**TASK:** Every entry below should be repeated exactly; the pictures should not.

--- begin ENTRIES SUPPLIED ---

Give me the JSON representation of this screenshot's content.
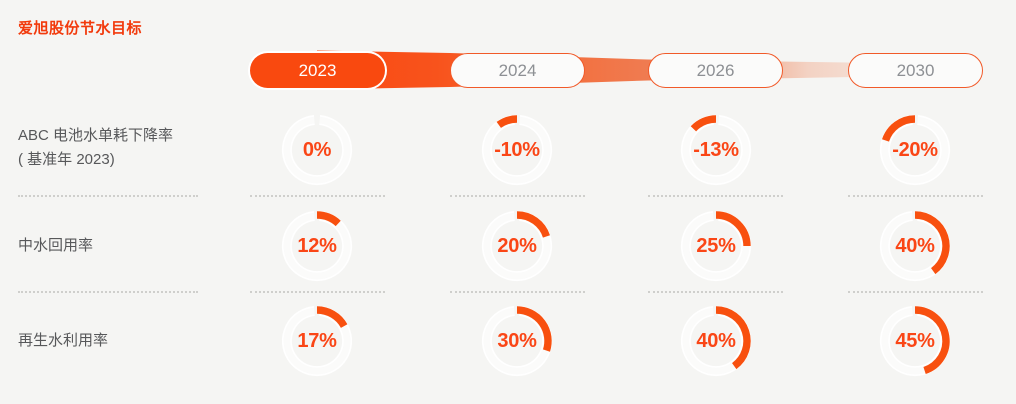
{
  "title": "爱旭股份节水目标",
  "timeline": {
    "years": [
      "2023",
      "2024",
      "2026",
      "2030"
    ],
    "active_year": "2023"
  },
  "rows": [
    {
      "label_line1": "ABC 电池水单耗下降率",
      "label_line2": "( 基准年 2023)",
      "cells": [
        {
          "display": "0%",
          "value": 0
        },
        {
          "display": "-10%",
          "value": -10
        },
        {
          "display": "-13%",
          "value": -13
        },
        {
          "display": "-20%",
          "value": -20
        }
      ]
    },
    {
      "label_line1": "中水回用率",
      "label_line2": "",
      "cells": [
        {
          "display": "12%",
          "value": 12
        },
        {
          "display": "20%",
          "value": 20
        },
        {
          "display": "25%",
          "value": 25
        },
        {
          "display": "40%",
          "value": 40
        }
      ]
    },
    {
      "label_line1": "再生水利用率",
      "label_line2": "",
      "cells": [
        {
          "display": "17%",
          "value": 17
        },
        {
          "display": "30%",
          "value": 30
        },
        {
          "display": "40%",
          "value": 40
        },
        {
          "display": "45%",
          "value": 45
        }
      ]
    }
  ],
  "chart_data": {
    "type": "table",
    "title": "爱旭股份节水目标",
    "gauge_style": "donut ring, arc starts at 12 o'clock; positive values sweep clockwise, negative values sweep counterclockwise; arc extent = |value| percent of circle",
    "categories": [
      "2023",
      "2024",
      "2026",
      "2030"
    ],
    "series": [
      {
        "name": "ABC 电池水单耗下降率 ( 基准年 2023)",
        "values": [
          0,
          -10,
          -13,
          -20
        ]
      },
      {
        "name": "中水回用率",
        "values": [
          12,
          20,
          25,
          40
        ]
      },
      {
        "name": "再生水利用率",
        "values": [
          17,
          30,
          40,
          45
        ]
      }
    ],
    "value_unit": "%",
    "legend_position": "none",
    "grid": "dotted row separators"
  },
  "colors": {
    "background": "#F5F5F3",
    "accent_arc": "#F8500F",
    "title_text": "#F23A0C",
    "pill_active_bg": "#F9490F",
    "pill_border": "#F15A29",
    "year_text_inactive": "#8D9094",
    "label_text": "#57585A",
    "percent_text": "#FA4616",
    "ring_white": "#FFFFFF",
    "dotted_line": "#CFCFCC"
  }
}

--- end ENTRIES SUPPLIED ---

**EXERCISE OUTPUT:**
Give me the JSON representation of this screenshot's content.
{
  "title": "爱旭股份节水目标",
  "timeline": {
    "years": [
      "2023",
      "2024",
      "2026",
      "2030"
    ],
    "active_year": "2023"
  },
  "rows": [
    {
      "label_line1": "ABC 电池水单耗下降率",
      "label_line2": "( 基准年 2023)",
      "cells": [
        {
          "display": "0%",
          "value": 0
        },
        {
          "display": "-10%",
          "value": -10
        },
        {
          "display": "-13%",
          "value": -13
        },
        {
          "display": "-20%",
          "value": -20
        }
      ]
    },
    {
      "label_line1": "中水回用率",
      "label_line2": "",
      "cells": [
        {
          "display": "12%",
          "value": 12
        },
        {
          "display": "20%",
          "value": 20
        },
        {
          "display": "25%",
          "value": 25
        },
        {
          "display": "40%",
          "value": 40
        }
      ]
    },
    {
      "label_line1": "再生水利用率",
      "label_line2": "",
      "cells": [
        {
          "display": "17%",
          "value": 17
        },
        {
          "display": "30%",
          "value": 30
        },
        {
          "display": "40%",
          "value": 40
        },
        {
          "display": "45%",
          "value": 45
        }
      ]
    }
  ],
  "chart_data": {
    "type": "table",
    "title": "爱旭股份节水目标",
    "gauge_style": "donut ring, arc starts at 12 o'clock; positive values sweep clockwise, negative values sweep counterclockwise; arc extent = |value| percent of circle",
    "categories": [
      "2023",
      "2024",
      "2026",
      "2030"
    ],
    "series": [
      {
        "name": "ABC 电池水单耗下降率 ( 基准年 2023)",
        "values": [
          0,
          -10,
          -13,
          -20
        ]
      },
      {
        "name": "中水回用率",
        "values": [
          12,
          20,
          25,
          40
        ]
      },
      {
        "name": "再生水利用率",
        "values": [
          17,
          30,
          40,
          45
        ]
      }
    ],
    "value_unit": "%",
    "legend_position": "none",
    "grid": "dotted row separators"
  },
  "colors": {
    "background": "#F5F5F3",
    "accent_arc": "#F8500F",
    "title_text": "#F23A0C",
    "pill_active_bg": "#F9490F",
    "pill_border": "#F15A29",
    "year_text_inactive": "#8D9094",
    "label_text": "#57585A",
    "percent_text": "#FA4616",
    "ring_white": "#FFFFFF",
    "dotted_line": "#CFCFCC"
  }
}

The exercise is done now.